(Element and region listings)

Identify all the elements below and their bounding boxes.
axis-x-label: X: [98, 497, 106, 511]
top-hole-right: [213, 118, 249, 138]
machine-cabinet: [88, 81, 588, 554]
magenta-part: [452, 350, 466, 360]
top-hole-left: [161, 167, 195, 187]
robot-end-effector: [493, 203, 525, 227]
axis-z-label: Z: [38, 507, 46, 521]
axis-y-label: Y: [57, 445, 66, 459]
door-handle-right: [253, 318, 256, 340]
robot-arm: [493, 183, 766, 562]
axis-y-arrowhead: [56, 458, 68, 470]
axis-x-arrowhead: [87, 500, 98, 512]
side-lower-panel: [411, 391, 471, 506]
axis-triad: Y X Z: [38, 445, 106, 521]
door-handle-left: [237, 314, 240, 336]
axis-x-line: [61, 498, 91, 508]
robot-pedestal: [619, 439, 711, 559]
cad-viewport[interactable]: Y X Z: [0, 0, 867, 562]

_Your objective_
Please copy the lines above word for word.

_Response to this task_
Identify all the elements below and their bounding boxes.
axis-x-label: X: [98, 497, 106, 511]
top-hole-right: [213, 118, 249, 138]
machine-cabinet: [88, 81, 588, 554]
magenta-part: [452, 350, 466, 360]
top-hole-left: [161, 167, 195, 187]
robot-end-effector: [493, 203, 525, 227]
axis-z-label: Z: [38, 507, 46, 521]
axis-y-label: Y: [57, 445, 66, 459]
door-handle-right: [253, 318, 256, 340]
robot-arm: [493, 183, 766, 562]
axis-y-arrowhead: [56, 458, 68, 470]
axis-x-arrowhead: [87, 500, 98, 512]
side-lower-panel: [411, 391, 471, 506]
axis-triad: Y X Z: [38, 445, 106, 521]
door-handle-left: [237, 314, 240, 336]
axis-x-line: [61, 498, 91, 508]
robot-pedestal: [619, 439, 711, 559]
cad-viewport[interactable]: Y X Z: [0, 0, 867, 562]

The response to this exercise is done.